= REQUIREMENTS =
Copy the material that follows word for word and omit its pictures.

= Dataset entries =
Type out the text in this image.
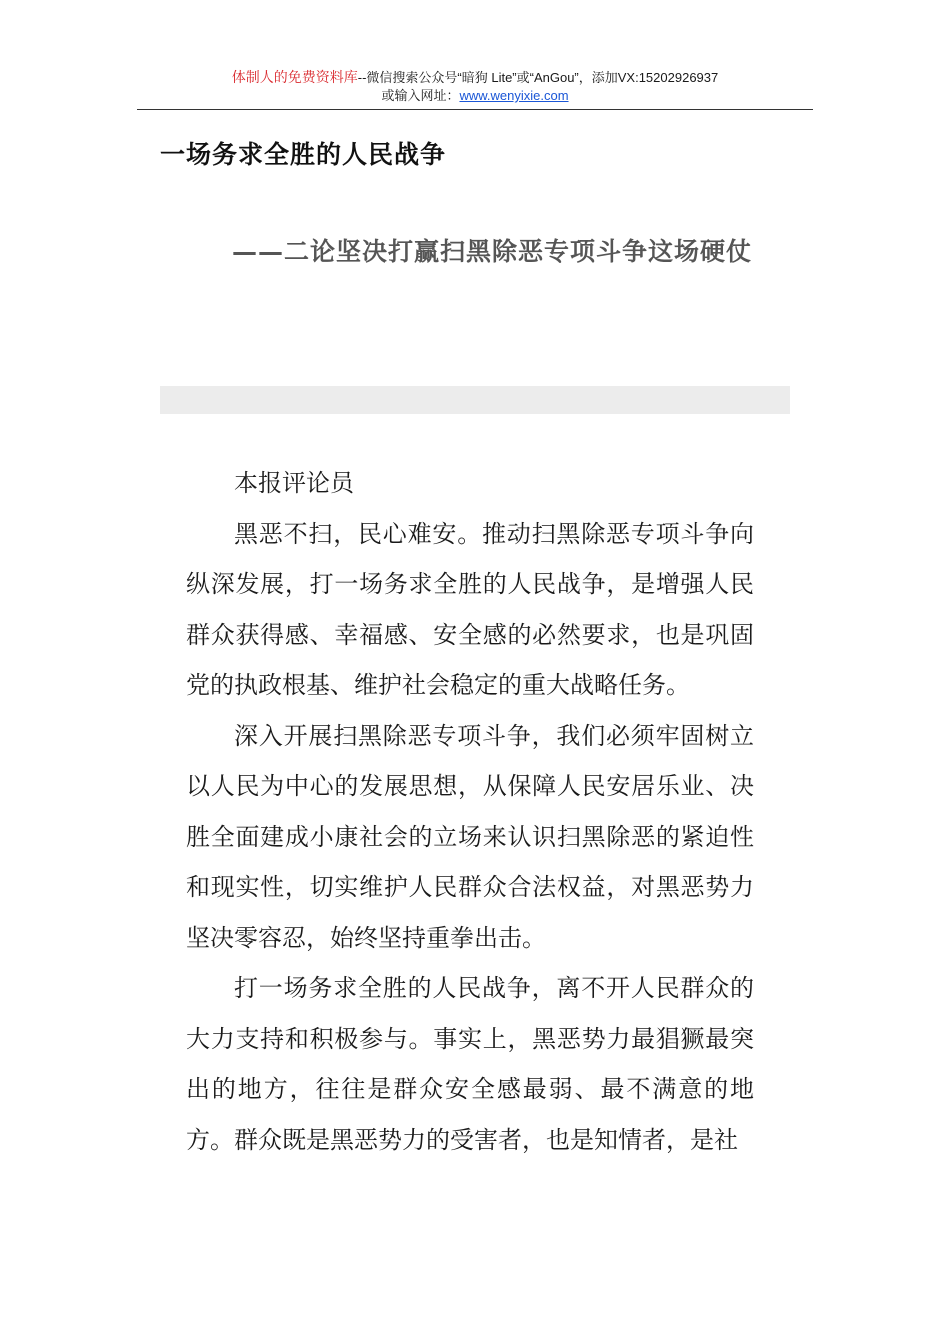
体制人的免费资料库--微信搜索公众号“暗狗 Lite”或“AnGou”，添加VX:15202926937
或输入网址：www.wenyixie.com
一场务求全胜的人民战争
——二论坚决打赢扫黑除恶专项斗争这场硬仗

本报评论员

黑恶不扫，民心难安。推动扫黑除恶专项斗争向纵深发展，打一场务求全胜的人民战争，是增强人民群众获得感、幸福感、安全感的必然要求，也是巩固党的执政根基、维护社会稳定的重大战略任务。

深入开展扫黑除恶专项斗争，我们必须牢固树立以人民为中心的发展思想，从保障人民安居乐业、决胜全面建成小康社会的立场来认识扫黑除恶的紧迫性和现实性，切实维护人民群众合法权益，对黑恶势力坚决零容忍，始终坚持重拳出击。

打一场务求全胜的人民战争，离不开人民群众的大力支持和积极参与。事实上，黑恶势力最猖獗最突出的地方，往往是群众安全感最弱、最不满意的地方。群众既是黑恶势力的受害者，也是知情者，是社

= CORRECT RESULT =
Type out the text in this image.
体制人的免费资料库--微信搜索公众号“暗狗 Lite”或“AnGou”，添加VX:15202926937
或输入网址：www.wenyixie.com
一场务求全胜的人民战争
——二论坚决打赢扫黑除恶专项斗争这场硬仗

本报评论员

黑恶不扫，民心难安。推动扫黑除恶专项斗争向纵深发展，打一场务求全胜的人民战争，是增强人民群众获得感、幸福感、安全感的必然要求，也是巩固党的执政根基、维护社会稳定的重大战略任务。

深入开展扫黑除恶专项斗争，我们必须牢固树立以人民为中心的发展思想，从保障人民安居乐业、决胜全面建成小康社会的立场来认识扫黑除恶的紧迫性和现实性，切实维护人民群众合法权益，对黑恶势力坚决零容忍，始终坚持重拳出击。

打一场务求全胜的人民战争，离不开人民群众的大力支持和积极参与。事实上，黑恶势力最猖獗最突出的地方，往往是群众安全感最弱、最不满意的地方。群众既是黑恶势力的受害者，也是知情者，是社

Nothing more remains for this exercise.